GIVEN INSTRUCTION:
Below is a set of records. Repeat all of them exactly.

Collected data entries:
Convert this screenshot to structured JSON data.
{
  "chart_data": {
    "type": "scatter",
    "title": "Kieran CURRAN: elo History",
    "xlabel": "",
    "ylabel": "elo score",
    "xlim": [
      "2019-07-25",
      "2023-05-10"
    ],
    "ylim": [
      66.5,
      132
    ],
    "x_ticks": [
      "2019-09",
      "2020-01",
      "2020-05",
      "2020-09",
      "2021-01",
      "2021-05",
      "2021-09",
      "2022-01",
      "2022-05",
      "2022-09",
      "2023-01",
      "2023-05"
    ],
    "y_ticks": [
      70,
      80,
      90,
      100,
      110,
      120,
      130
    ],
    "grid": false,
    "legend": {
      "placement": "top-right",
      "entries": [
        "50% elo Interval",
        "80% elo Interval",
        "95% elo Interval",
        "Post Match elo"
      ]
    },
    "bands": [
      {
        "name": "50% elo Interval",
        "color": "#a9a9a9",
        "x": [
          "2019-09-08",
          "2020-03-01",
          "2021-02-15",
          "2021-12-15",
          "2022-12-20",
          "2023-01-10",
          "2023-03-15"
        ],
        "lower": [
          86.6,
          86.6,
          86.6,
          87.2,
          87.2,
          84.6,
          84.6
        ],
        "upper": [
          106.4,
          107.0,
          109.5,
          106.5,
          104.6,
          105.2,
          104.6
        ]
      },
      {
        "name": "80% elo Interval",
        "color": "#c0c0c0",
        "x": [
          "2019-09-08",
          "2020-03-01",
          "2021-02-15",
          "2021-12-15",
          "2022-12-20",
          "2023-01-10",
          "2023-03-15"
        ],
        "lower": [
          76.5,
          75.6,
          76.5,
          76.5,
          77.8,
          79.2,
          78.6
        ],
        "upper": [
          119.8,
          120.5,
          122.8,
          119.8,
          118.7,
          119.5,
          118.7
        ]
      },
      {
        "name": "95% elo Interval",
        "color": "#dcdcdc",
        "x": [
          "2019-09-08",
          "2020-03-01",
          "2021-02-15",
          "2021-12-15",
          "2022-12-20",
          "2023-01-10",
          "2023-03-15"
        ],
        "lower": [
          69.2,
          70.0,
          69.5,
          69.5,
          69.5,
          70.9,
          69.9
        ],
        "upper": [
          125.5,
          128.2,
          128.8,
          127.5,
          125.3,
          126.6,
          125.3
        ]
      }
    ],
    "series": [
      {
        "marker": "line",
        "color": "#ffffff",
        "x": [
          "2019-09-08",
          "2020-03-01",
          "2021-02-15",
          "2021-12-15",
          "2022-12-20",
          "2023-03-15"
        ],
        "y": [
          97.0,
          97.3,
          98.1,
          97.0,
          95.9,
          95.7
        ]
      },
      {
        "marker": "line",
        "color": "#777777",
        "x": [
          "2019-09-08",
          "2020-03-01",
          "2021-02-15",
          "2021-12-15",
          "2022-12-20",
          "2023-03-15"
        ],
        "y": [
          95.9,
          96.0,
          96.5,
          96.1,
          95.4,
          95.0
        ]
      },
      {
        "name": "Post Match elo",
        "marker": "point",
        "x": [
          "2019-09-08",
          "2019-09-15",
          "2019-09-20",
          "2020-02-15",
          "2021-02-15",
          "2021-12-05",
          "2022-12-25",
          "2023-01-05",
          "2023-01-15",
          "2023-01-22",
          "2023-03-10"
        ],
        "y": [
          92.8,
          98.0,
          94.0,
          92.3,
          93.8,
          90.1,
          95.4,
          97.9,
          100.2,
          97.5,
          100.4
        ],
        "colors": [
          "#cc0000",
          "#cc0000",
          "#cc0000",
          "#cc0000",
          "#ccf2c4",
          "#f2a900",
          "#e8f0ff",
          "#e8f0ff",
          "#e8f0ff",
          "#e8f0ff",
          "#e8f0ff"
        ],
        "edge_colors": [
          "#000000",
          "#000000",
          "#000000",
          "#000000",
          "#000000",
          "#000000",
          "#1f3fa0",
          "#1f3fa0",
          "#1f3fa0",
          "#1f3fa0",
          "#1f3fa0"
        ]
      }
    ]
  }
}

RESULT OF THE EXERCISE:
Convert this screenshot to structured JSON data.
{
  "chart_data": {
    "type": "scatter",
    "title": "Kieran CURRAN: elo History",
    "xlabel": "",
    "ylabel": "elo score",
    "xlim": [
      "2019-07-25",
      "2023-05-10"
    ],
    "ylim": [
      66.5,
      132
    ],
    "x_ticks": [
      "2019-09",
      "2020-01",
      "2020-05",
      "2020-09",
      "2021-01",
      "2021-05",
      "2021-09",
      "2022-01",
      "2022-05",
      "2022-09",
      "2023-01",
      "2023-05"
    ],
    "y_ticks": [
      70,
      80,
      90,
      100,
      110,
      120,
      130
    ],
    "grid": false,
    "legend": {
      "placement": "top-right",
      "entries": [
        "50% elo Interval",
        "80% elo Interval",
        "95% elo Interval",
        "Post Match elo"
      ]
    },
    "bands": [
      {
        "name": "50% elo Interval",
        "color": "#a9a9a9",
        "x": [
          "2019-09-08",
          "2020-03-01",
          "2021-02-15",
          "2021-12-15",
          "2022-12-20",
          "2023-01-10",
          "2023-03-15"
        ],
        "lower": [
          86.6,
          86.6,
          86.6,
          87.2,
          87.2,
          84.6,
          84.6
        ],
        "upper": [
          106.4,
          107.0,
          109.5,
          106.5,
          104.6,
          105.2,
          104.6
        ]
      },
      {
        "name": "80% elo Interval",
        "color": "#c0c0c0",
        "x": [
          "2019-09-08",
          "2020-03-01",
          "2021-02-15",
          "2021-12-15",
          "2022-12-20",
          "2023-01-10",
          "2023-03-15"
        ],
        "lower": [
          76.5,
          75.6,
          76.5,
          76.5,
          77.8,
          79.2,
          78.6
        ],
        "upper": [
          119.8,
          120.5,
          122.8,
          119.8,
          118.7,
          119.5,
          118.7
        ]
      },
      {
        "name": "95% elo Interval",
        "color": "#dcdcdc",
        "x": [
          "2019-09-08",
          "2020-03-01",
          "2021-02-15",
          "2021-12-15",
          "2022-12-20",
          "2023-01-10",
          "2023-03-15"
        ],
        "lower": [
          69.2,
          70.0,
          69.5,
          69.5,
          69.5,
          70.9,
          69.9
        ],
        "upper": [
          125.5,
          128.2,
          128.8,
          127.5,
          125.3,
          126.6,
          125.3
        ]
      }
    ],
    "series": [
      {
        "marker": "line",
        "color": "#ffffff",
        "x": [
          "2019-09-08",
          "2020-03-01",
          "2021-02-15",
          "2021-12-15",
          "2022-12-20",
          "2023-03-15"
        ],
        "y": [
          97.0,
          97.3,
          98.1,
          97.0,
          95.9,
          95.7
        ]
      },
      {
        "marker": "line",
        "color": "#777777",
        "x": [
          "2019-09-08",
          "2020-03-01",
          "2021-02-15",
          "2021-12-15",
          "2022-12-20",
          "2023-03-15"
        ],
        "y": [
          95.9,
          96.0,
          96.5,
          96.1,
          95.4,
          95.0
        ]
      },
      {
        "name": "Post Match elo",
        "marker": "point",
        "x": [
          "2019-09-08",
          "2019-09-15",
          "2019-09-20",
          "2020-02-15",
          "2021-02-15",
          "2021-12-05",
          "2022-12-25",
          "2023-01-05",
          "2023-01-15",
          "2023-01-22",
          "2023-03-10"
        ],
        "y": [
          92.8,
          98.0,
          94.0,
          92.3,
          93.8,
          90.1,
          95.4,
          97.9,
          100.2,
          97.5,
          100.4
        ],
        "colors": [
          "#cc0000",
          "#cc0000",
          "#cc0000",
          "#cc0000",
          "#ccf2c4",
          "#f2a900",
          "#e8f0ff",
          "#e8f0ff",
          "#e8f0ff",
          "#e8f0ff",
          "#e8f0ff"
        ],
        "edge_colors": [
          "#000000",
          "#000000",
          "#000000",
          "#000000",
          "#000000",
          "#000000",
          "#1f3fa0",
          "#1f3fa0",
          "#1f3fa0",
          "#1f3fa0",
          "#1f3fa0"
        ]
      }
    ]
  }
}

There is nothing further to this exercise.